--- BEGIN ---

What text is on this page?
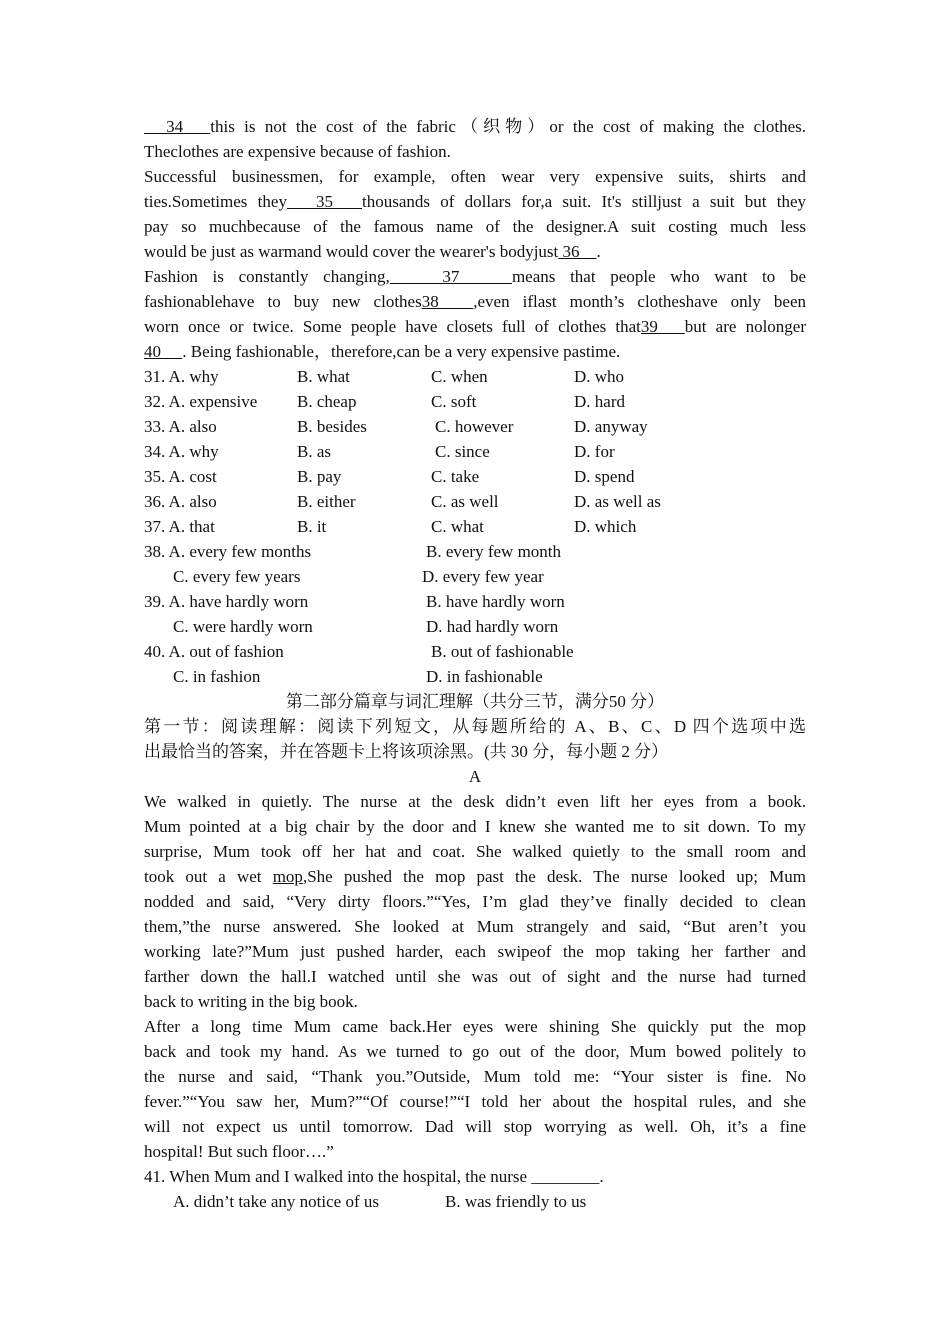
　34　this is not the cost of the fabric（织物）or the cost of making the clothes.
Theclothes are expensive because of fashion.
Successful businessmen, for example, often wear very expensive suits, shirts and
ties.Sometimes they　35　thousands of dollars for,a suit. It's stilljust a suit but they
pay so muchbecause of the famous name of the designer.A suit costing much less
would be just as warmand would cover the wearer's bodyjust 36　.
Fashion is constantly changing,　 37　 means that people who want to be
fashionablehave to buy new clothes38　,even iflast month’s clotheshave only been
worn once or twice. Some people have closets full of clothes that39　but are nolonger
40　 . Being fashionable，therefore,can be a very expensive pastime.
31. A. why	B. what	C. when	D. who
32. A. expensive B. cheap	C. soft	D. hard
33. A. also	B. besides	C. however	D. anyway
34. A. why	B. as	C. since	D. for
35. A. cost	B. pay	C. take	D. spend
36. A. also	B. either	C. as well	D. as well as
37. A. that	B. it	C. what	D. which
38. A. every few months	B. every few month
C. every few years	D. every few year
39. A. have hardly worn	B. have hardly worn
C. were hardly worn	D. had hardly worn
40. A. out of fashion	B. out of fashionable
C. in fashion	D. in fashionable
第二部分篇章与词汇理解（共分三节，满分50 分）
第一节：阅读理解：阅读下列短文，从每题所给的 A、B、C、D 四个选项中选
出最恰当的答案，并在答题卡上将该项涂黑。(共 30 分，每小题 2 分）
A
We walked in quietly. The nurse at the desk didn’t even lift her eyes from a book.
Mum pointed at a big chair by the door and I knew she wanted me to sit down. To my
surprise, Mum took off her hat and coat. She walked quietly to the small room and
took out a wet mop,She pushed the mop past the desk. The nurse looked up; Mum
nodded and said, “Very dirty floors.”“Yes, I’m glad they’ve finally decided to clean
them,”the nurse answered. She looked at Mum strangely and said, “But aren’t you
working late?”Mum just pushed harder, each swipeof the mop taking her farther and
farther down the hall.I watched until she was out of sight and the nurse had turned
back to writing in the big book.
After a long time Mum came back.Her eyes were shining She quickly put the mop
back and took my hand. As we turned to go out of the door, Mum bowed politely to
the nurse and said, “Thank you.”Outside, Mum told me: “Your sister is fine. No
fever.”“You saw her, Mum?”“Of course!”“I told her about the hospital rules, and she
will not expect us until tomorrow. Dad will stop worrying as well. Oh, it’s a fine
hospital! But such floor….”
41. When Mum and I walked into the hospital, the nurse ________.
A. didn’t take any notice of us	B. was friendly to us
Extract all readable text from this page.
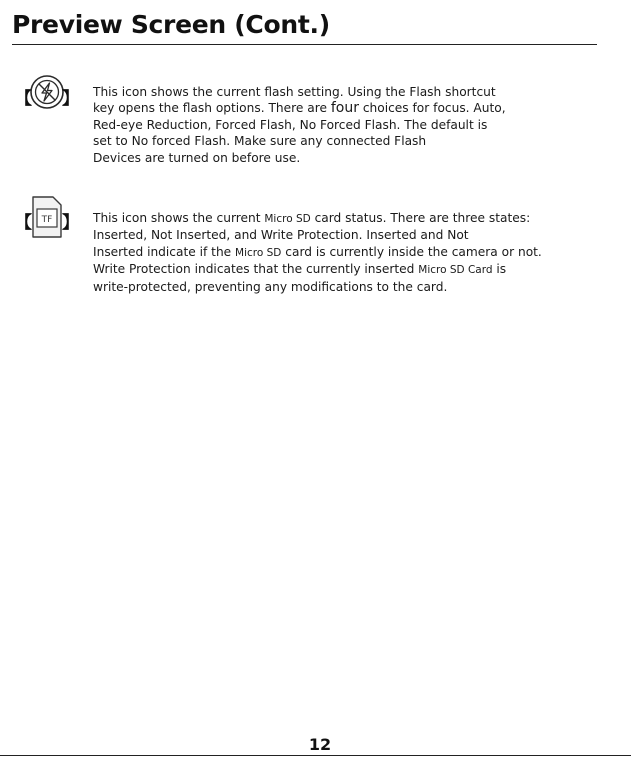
Preview Screen (Cont.)
【 】 This icon shows the current flash setting. Using the Flash shortcut
key opens the flash options. There are four choices for focus. Auto,
Red-eye Reduction, Forced Flash, No Forced Flash. The default is
set to No forced Flash. Make sure any connected Flash
Devices are turned on before use.

【 TF 】 This icon shows the current Micro SD card status. There are three states:
Inserted, Not Inserted, and Write Protection. Inserted and Not
Inserted indicate if the Micro SD card is currently inside the camera or not.
Write Protection indicates that the currently inserted Micro SD Card is
write-protected, preventing any modifications to the card.

12
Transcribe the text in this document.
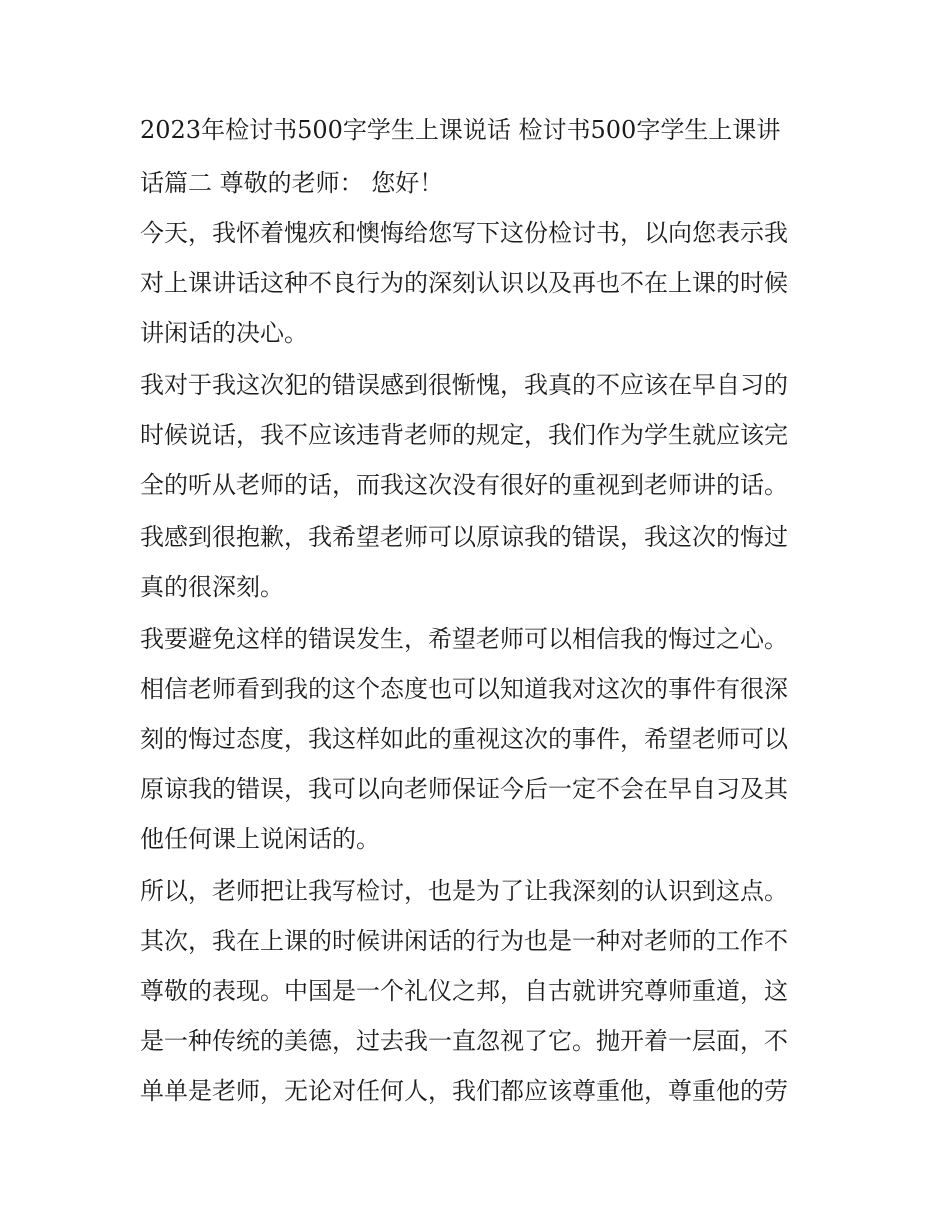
2023年检讨书500字学生上课说话 检讨书500字学生上课讲
话篇二 尊敬的老师： 您好！
今天，我怀着愧疚和懊悔给您写下这份检讨书，以向您表示我
对上课讲话这种不良行为的深刻认识以及再也不在上课的时候
讲闲话的决心。
我对于我这次犯的错误感到很惭愧，我真的不应该在早自习的
时候说话，我不应该违背老师的规定，我们作为学生就应该完
全的听从老师的话，而我这次没有很好的重视到老师讲的话。
我感到很抱歉，我希望老师可以原谅我的错误，我这次的悔过
真的很深刻。
我要避免这样的错误发生，希望老师可以相信我的悔过之心。
相信老师看到我的这个态度也可以知道我对这次的事件有很深
刻的悔过态度，我这样如此的重视这次的事件，希望老师可以
原谅我的错误，我可以向老师保证今后一定不会在早自习及其
他任何课上说闲话的。
所以，老师把让我写检讨，也是为了让我深刻的认识到这点。
其次，我在上课的时候讲闲话的行为也是一种对老师的工作不
尊敬的表现。中国是一个礼仪之邦，自古就讲究尊师重道，这
是一种传统的美德，过去我一直忽视了它。抛开着一层面，不
单单是老师，无论对任何人，我们都应该尊重他，尊重他的劳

--- END ---

▶ [What to do]: Lines that include the word "well" are to be extracted from the data above.

▶ [Result of this exercise]:
36. A. also	B. either	C. as well	D. as well as
will not expect us until tomorrow. Dad will stop worrying as well. Oh, it’s a fine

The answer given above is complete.